Collected data:

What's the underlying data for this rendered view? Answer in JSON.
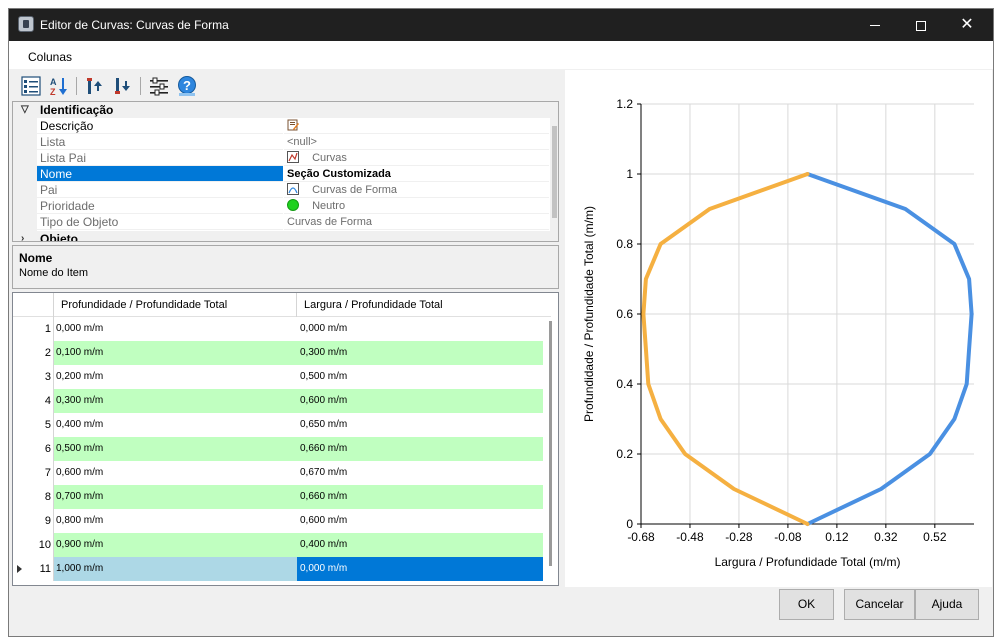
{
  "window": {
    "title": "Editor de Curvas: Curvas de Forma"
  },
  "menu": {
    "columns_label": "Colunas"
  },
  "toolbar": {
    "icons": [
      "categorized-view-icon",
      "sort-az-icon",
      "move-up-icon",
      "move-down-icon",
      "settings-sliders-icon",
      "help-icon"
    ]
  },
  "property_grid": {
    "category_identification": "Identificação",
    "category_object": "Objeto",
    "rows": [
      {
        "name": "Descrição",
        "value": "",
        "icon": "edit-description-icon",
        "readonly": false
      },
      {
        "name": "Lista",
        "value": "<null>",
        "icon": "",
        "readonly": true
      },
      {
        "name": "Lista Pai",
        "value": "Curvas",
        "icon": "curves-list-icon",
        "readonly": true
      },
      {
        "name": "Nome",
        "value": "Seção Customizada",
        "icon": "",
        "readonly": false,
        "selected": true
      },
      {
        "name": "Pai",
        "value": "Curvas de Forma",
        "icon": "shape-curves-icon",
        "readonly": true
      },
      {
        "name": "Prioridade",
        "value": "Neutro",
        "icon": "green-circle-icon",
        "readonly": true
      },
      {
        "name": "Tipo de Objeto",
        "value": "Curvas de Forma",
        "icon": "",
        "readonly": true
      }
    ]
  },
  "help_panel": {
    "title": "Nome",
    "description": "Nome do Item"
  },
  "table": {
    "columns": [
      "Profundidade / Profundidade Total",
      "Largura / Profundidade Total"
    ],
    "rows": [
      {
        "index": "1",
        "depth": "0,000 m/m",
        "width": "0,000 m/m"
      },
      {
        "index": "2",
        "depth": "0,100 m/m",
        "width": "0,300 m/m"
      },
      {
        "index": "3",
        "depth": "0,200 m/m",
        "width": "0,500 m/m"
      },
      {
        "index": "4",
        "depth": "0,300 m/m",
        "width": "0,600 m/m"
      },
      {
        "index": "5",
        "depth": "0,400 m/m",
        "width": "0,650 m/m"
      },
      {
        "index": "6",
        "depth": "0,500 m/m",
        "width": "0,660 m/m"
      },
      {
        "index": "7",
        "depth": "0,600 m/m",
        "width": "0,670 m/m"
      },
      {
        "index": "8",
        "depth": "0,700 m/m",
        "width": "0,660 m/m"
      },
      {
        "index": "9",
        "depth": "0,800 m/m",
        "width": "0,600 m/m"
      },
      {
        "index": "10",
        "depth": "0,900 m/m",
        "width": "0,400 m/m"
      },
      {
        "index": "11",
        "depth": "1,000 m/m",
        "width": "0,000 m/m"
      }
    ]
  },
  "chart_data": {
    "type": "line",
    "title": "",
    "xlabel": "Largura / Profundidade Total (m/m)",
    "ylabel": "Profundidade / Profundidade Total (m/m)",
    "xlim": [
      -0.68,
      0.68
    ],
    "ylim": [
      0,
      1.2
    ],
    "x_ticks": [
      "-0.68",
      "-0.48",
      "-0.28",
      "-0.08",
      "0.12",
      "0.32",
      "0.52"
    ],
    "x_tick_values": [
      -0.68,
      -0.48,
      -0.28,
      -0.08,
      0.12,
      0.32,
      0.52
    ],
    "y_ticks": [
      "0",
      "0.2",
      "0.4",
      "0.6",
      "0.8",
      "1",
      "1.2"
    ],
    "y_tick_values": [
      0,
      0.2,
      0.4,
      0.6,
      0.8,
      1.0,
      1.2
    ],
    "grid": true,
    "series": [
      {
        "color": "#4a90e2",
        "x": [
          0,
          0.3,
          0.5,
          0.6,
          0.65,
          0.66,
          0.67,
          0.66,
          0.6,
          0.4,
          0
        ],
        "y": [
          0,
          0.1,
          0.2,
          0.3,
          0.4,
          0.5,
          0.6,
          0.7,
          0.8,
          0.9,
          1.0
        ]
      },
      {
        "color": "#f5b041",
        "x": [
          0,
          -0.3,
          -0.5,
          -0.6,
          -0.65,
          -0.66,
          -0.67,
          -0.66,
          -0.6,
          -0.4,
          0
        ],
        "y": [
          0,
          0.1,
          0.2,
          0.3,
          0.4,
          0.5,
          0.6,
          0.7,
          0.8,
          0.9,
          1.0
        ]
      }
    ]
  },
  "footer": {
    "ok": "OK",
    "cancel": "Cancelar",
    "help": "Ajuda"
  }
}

--

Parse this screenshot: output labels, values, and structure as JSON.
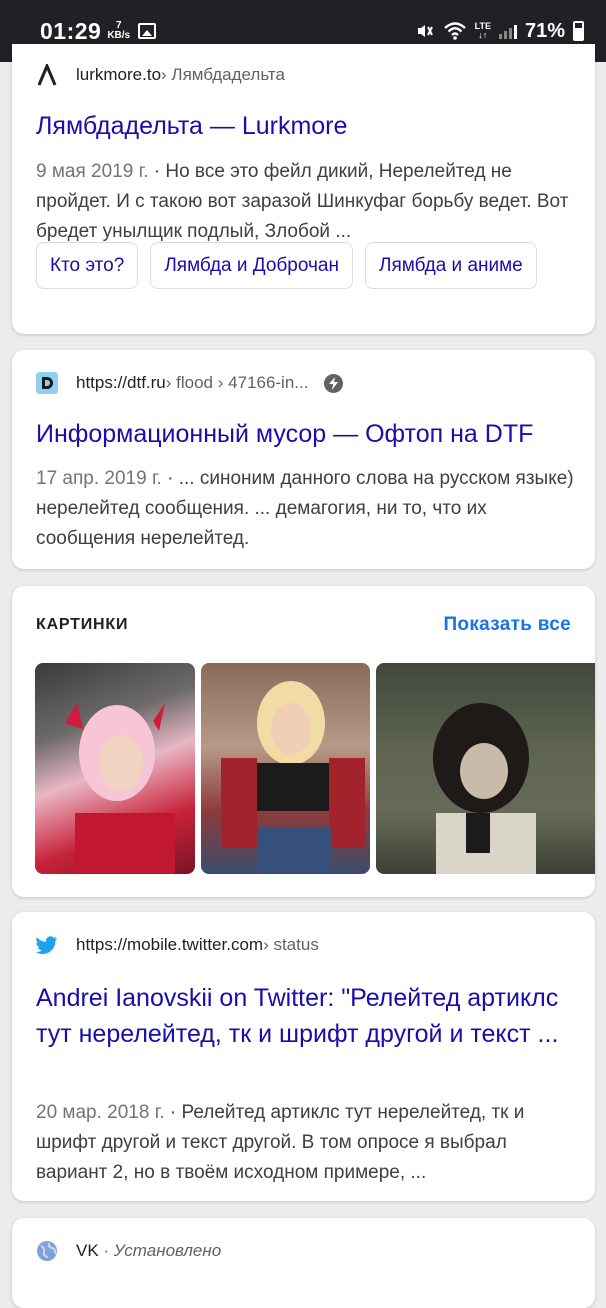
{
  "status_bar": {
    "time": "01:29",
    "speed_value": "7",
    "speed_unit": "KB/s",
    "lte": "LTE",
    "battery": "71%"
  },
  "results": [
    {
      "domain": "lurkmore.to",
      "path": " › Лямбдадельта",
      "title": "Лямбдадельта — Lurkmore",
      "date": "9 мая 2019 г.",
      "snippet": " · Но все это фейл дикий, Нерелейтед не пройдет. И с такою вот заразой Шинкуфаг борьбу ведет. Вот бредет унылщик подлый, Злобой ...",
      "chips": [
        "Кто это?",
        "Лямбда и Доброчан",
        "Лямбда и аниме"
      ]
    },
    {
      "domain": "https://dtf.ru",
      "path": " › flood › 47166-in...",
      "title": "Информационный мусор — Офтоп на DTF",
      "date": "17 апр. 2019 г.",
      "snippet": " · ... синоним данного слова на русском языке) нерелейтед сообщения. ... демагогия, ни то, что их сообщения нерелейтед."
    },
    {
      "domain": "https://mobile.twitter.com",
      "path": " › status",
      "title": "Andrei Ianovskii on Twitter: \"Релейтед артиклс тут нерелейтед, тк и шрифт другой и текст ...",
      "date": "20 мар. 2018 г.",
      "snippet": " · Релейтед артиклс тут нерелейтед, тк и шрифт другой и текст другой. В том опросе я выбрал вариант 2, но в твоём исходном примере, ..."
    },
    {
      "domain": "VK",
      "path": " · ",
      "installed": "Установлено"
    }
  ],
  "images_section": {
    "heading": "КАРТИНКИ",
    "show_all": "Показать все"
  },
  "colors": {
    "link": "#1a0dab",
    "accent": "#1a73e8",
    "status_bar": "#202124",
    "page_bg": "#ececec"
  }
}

WHAT TO WORK ON >>
Show every line of the records above that contains the word "Total".

COMPLETE ANSWER >>
      "Profundidade / Profundidade Total",
      "Largura / Profundidade Total"
    "xlabel": "Largura / Profundidade Total (m/m)",
    "ylabel": "Profundidade / Profundidade Total (m/m)",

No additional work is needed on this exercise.